··· Input rows

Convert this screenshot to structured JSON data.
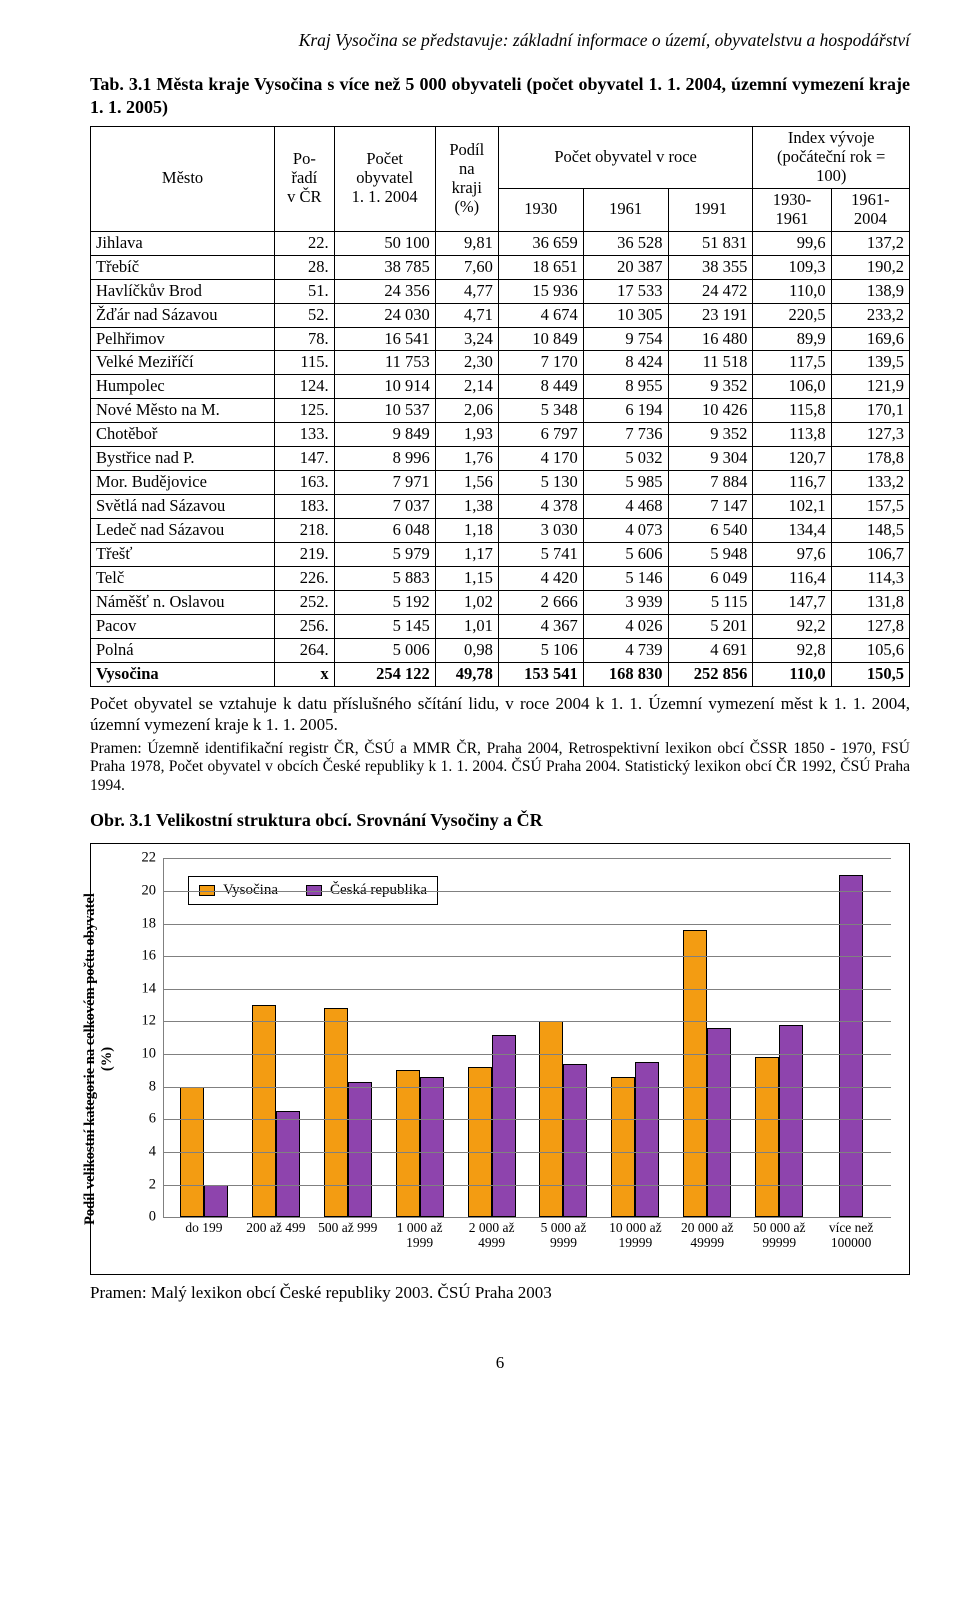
{
  "running_head": "Kraj Vysočina se představuje: základní informace o území, obyvatelstvu a hospodářství",
  "table_title": "Tab. 3.1 Města kraje Vysočina s více než 5 000 obyvateli (počet obyvatel 1. 1. 2004, územní vymezení kraje 1. 1. 2005)",
  "header": {
    "city": "Město",
    "rank": "Po-\nřadí\nv ČR",
    "pop": "Počet\nobyvatel\n1. 1. 2004",
    "share": "Podíl\nna\nkraji\n(%)",
    "pop_year_span": "Počet obyvatel v roce",
    "y1930": "1930",
    "y1961": "1961",
    "y1991": "1991",
    "index_span": "Index vývoje\n(počáteční rok =\n100)",
    "i1": "1930-\n1961",
    "i2": "1961-\n2004"
  },
  "rows": [
    {
      "city": "Jihlava",
      "rank": "22.",
      "pop": "50 100",
      "share": "9,81",
      "y1930": "36 659",
      "y1961": "36 528",
      "y1991": "51 831",
      "i1": "99,6",
      "i2": "137,2"
    },
    {
      "city": "Třebíč",
      "rank": "28.",
      "pop": "38 785",
      "share": "7,60",
      "y1930": "18 651",
      "y1961": "20 387",
      "y1991": "38 355",
      "i1": "109,3",
      "i2": "190,2"
    },
    {
      "city": "Havlíčkův Brod",
      "rank": "51.",
      "pop": "24 356",
      "share": "4,77",
      "y1930": "15 936",
      "y1961": "17 533",
      "y1991": "24 472",
      "i1": "110,0",
      "i2": "138,9"
    },
    {
      "city": "Žďár nad Sázavou",
      "rank": "52.",
      "pop": "24 030",
      "share": "4,71",
      "y1930": "4 674",
      "y1961": "10 305",
      "y1991": "23 191",
      "i1": "220,5",
      "i2": "233,2"
    },
    {
      "city": "Pelhřimov",
      "rank": "78.",
      "pop": "16 541",
      "share": "3,24",
      "y1930": "10 849",
      "y1961": "9 754",
      "y1991": "16 480",
      "i1": "89,9",
      "i2": "169,6"
    },
    {
      "city": "Velké Meziříčí",
      "rank": "115.",
      "pop": "11 753",
      "share": "2,30",
      "y1930": "7 170",
      "y1961": "8 424",
      "y1991": "11 518",
      "i1": "117,5",
      "i2": "139,5"
    },
    {
      "city": "Humpolec",
      "rank": "124.",
      "pop": "10 914",
      "share": "2,14",
      "y1930": "8 449",
      "y1961": "8 955",
      "y1991": "9 352",
      "i1": "106,0",
      "i2": "121,9"
    },
    {
      "city": "Nové Město na M.",
      "rank": "125.",
      "pop": "10 537",
      "share": "2,06",
      "y1930": "5 348",
      "y1961": "6 194",
      "y1991": "10 426",
      "i1": "115,8",
      "i2": "170,1"
    },
    {
      "city": "Chotěboř",
      "rank": "133.",
      "pop": "9 849",
      "share": "1,93",
      "y1930": "6 797",
      "y1961": "7 736",
      "y1991": "9 352",
      "i1": "113,8",
      "i2": "127,3"
    },
    {
      "city": "Bystřice nad P.",
      "rank": "147.",
      "pop": "8 996",
      "share": "1,76",
      "y1930": "4 170",
      "y1961": "5 032",
      "y1991": "9 304",
      "i1": "120,7",
      "i2": "178,8"
    },
    {
      "city": "Mor. Budějovice",
      "rank": "163.",
      "pop": "7 971",
      "share": "1,56",
      "y1930": "5 130",
      "y1961": "5 985",
      "y1991": "7 884",
      "i1": "116,7",
      "i2": "133,2"
    },
    {
      "city": "Světlá nad Sázavou",
      "rank": "183.",
      "pop": "7 037",
      "share": "1,38",
      "y1930": "4 378",
      "y1961": "4 468",
      "y1991": "7 147",
      "i1": "102,1",
      "i2": "157,5"
    },
    {
      "city": "Ledeč nad Sázavou",
      "rank": "218.",
      "pop": "6 048",
      "share": "1,18",
      "y1930": "3 030",
      "y1961": "4 073",
      "y1991": "6 540",
      "i1": "134,4",
      "i2": "148,5"
    },
    {
      "city": "Třešť",
      "rank": "219.",
      "pop": "5 979",
      "share": "1,17",
      "y1930": "5 741",
      "y1961": "5 606",
      "y1991": "5 948",
      "i1": "97,6",
      "i2": "106,7"
    },
    {
      "city": "Telč",
      "rank": "226.",
      "pop": "5 883",
      "share": "1,15",
      "y1930": "4 420",
      "y1961": "5 146",
      "y1991": "6 049",
      "i1": "116,4",
      "i2": "114,3"
    },
    {
      "city": "Náměšť n. Oslavou",
      "rank": "252.",
      "pop": "5 192",
      "share": "1,02",
      "y1930": "2 666",
      "y1961": "3 939",
      "y1991": "5 115",
      "i1": "147,7",
      "i2": "131,8"
    },
    {
      "city": "Pacov",
      "rank": "256.",
      "pop": "5 145",
      "share": "1,01",
      "y1930": "4 367",
      "y1961": "4 026",
      "y1991": "5 201",
      "i1": "92,2",
      "i2": "127,8"
    },
    {
      "city": "Polná",
      "rank": "264.",
      "pop": "5 006",
      "share": "0,98",
      "y1930": "5 106",
      "y1961": "4 739",
      "y1991": "4 691",
      "i1": "92,8",
      "i2": "105,6"
    }
  ],
  "total": {
    "city": "Vysočina",
    "rank": "x",
    "pop": "254 122",
    "share": "49,78",
    "y1930": "153 541",
    "y1961": "168 830",
    "y1991": "252 856",
    "i1": "110,0",
    "i2": "150,5"
  },
  "table_footnote": "Počet obyvatel se vztahuje k datu příslušného sčítání lidu, v roce 2004 k 1. 1. Územní vymezení měst k 1. 1. 2004, územní vymezení kraje k 1. 1. 2005.",
  "table_source": "Pramen: Územně identifikační registr ČR, ČSÚ a MMR ČR, Praha 2004, Retrospektivní lexikon obcí ČSSR 1850 - 1970, FSÚ Praha 1978, Počet obyvatel v obcích České republiky k 1. 1. 2004. ČSÚ Praha 2004. Statistický lexikon obcí ČR 1992, ČSÚ Praha 1994.",
  "fig_title": "Obr. 3.1 Velikostní struktura obcí. Srovnání Vysočiny a ČR",
  "fig_source": "Pramen: Malý lexikon obcí České republiky 2003. ČSÚ Praha 2003",
  "page_number": "6",
  "chart": {
    "type": "bar",
    "ylabel": "Podíl velikostní kategorie na celkovém počtu obyvatel\n(%)",
    "ylim": [
      0,
      22
    ],
    "ytick_step": 2,
    "series": [
      {
        "name": "Vysočina",
        "color": "#f39c12"
      },
      {
        "name": "Česká republika",
        "color": "#8e44ad"
      }
    ],
    "categories": [
      "do 199",
      "200 až 499",
      "500 až 999",
      "1 000 až\n1999",
      "2 000 až\n4999",
      "5 000 až\n9999",
      "10 000 až\n19999",
      "20 000 až\n49999",
      "50 000 až\n99999",
      "více než\n100000"
    ],
    "values": {
      "Vysočina": [
        8.0,
        13.0,
        12.8,
        9.0,
        9.2,
        12.0,
        8.6,
        17.6,
        9.8,
        0.0
      ],
      "Česká republika": [
        2.0,
        6.5,
        8.3,
        8.6,
        11.2,
        9.4,
        9.5,
        11.6,
        11.8,
        21.0
      ]
    },
    "grid_color": "#808080",
    "background": "#ffffff",
    "bar_border": "#000000"
  }
}
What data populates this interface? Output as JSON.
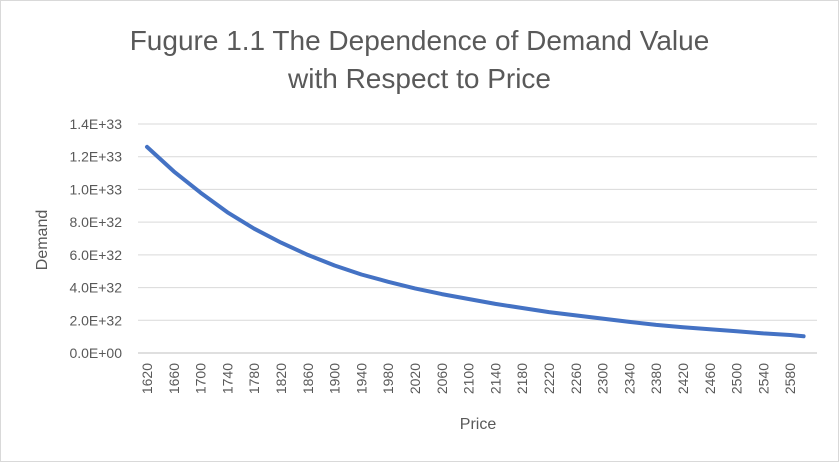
{
  "chart_data": {
    "type": "line",
    "title_line1": "Fugure 1.1 The Dependence of Demand Value",
    "title_line2": "with Respect to Price",
    "xlabel": "Price",
    "ylabel": "Demand",
    "x_tick_labels": [
      "1620",
      "1660",
      "1700",
      "1740",
      "1780",
      "1820",
      "1860",
      "1900",
      "1940",
      "1980",
      "2020",
      "2060",
      "2100",
      "2140",
      "2180",
      "2220",
      "2260",
      "2300",
      "2340",
      "2380",
      "2420",
      "2460",
      "2500",
      "2540",
      "2580"
    ],
    "y_tick_labels": [
      "0.0E+00",
      "2.0E+32",
      "4.0E+32",
      "6.0E+32",
      "8.0E+32",
      "1.0E+33",
      "1.2E+33",
      "1.4E+33"
    ],
    "xlim": [
      1620,
      2600
    ],
    "ylim": [
      0,
      1.4e+33
    ],
    "grid": true,
    "legend": "none",
    "series": [
      {
        "color": "#4472c4",
        "x": [
          1620,
          1660,
          1700,
          1740,
          1780,
          1820,
          1860,
          1900,
          1940,
          1980,
          2020,
          2060,
          2100,
          2140,
          2180,
          2220,
          2260,
          2300,
          2340,
          2380,
          2420,
          2460,
          2500,
          2540,
          2580,
          2600
        ],
        "y": [
          1.26e+33,
          1.11e+33,
          9.8e+32,
          8.6e+32,
          7.6e+32,
          6.75e+32,
          6e+32,
          5.35e+32,
          4.8e+32,
          4.35e+32,
          3.95e+32,
          3.6e+32,
          3.3e+32,
          3e+32,
          2.75e+32,
          2.5e+32,
          2.3e+32,
          2.1e+32,
          1.9e+32,
          1.72e+32,
          1.58e+32,
          1.45e+32,
          1.33e+32,
          1.2e+32,
          1.1e+32,
          1.02e+32
        ]
      }
    ]
  }
}
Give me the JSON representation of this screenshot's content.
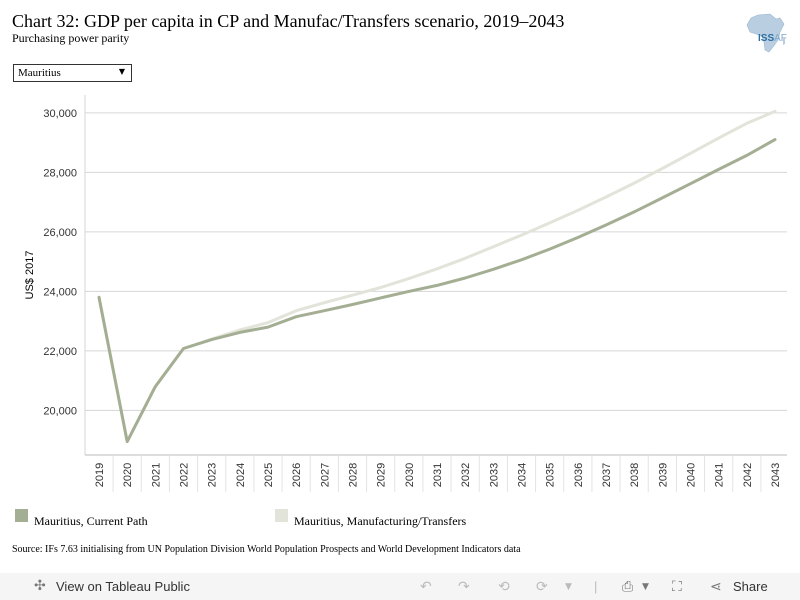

······

● **Direction**
Gather each line in these records that contains the string "kraje".

● **Solution to the problem**
  "table_title": "Tab. 3.1 Města kraje Vysočina s více než 5 000 obyvateli (počet obyvatel 1. 1. 2004, územní vymezení kraje 1. 1. 2005)",
  "table_footnote": "Počet obyvatel se vztahuje k datu příslušného sčítání lidu, v roce 2004 k 1. 1. Územní vymezení měst k 1. 1. 2004, územní vymezení kraje k 1. 1. 2005.",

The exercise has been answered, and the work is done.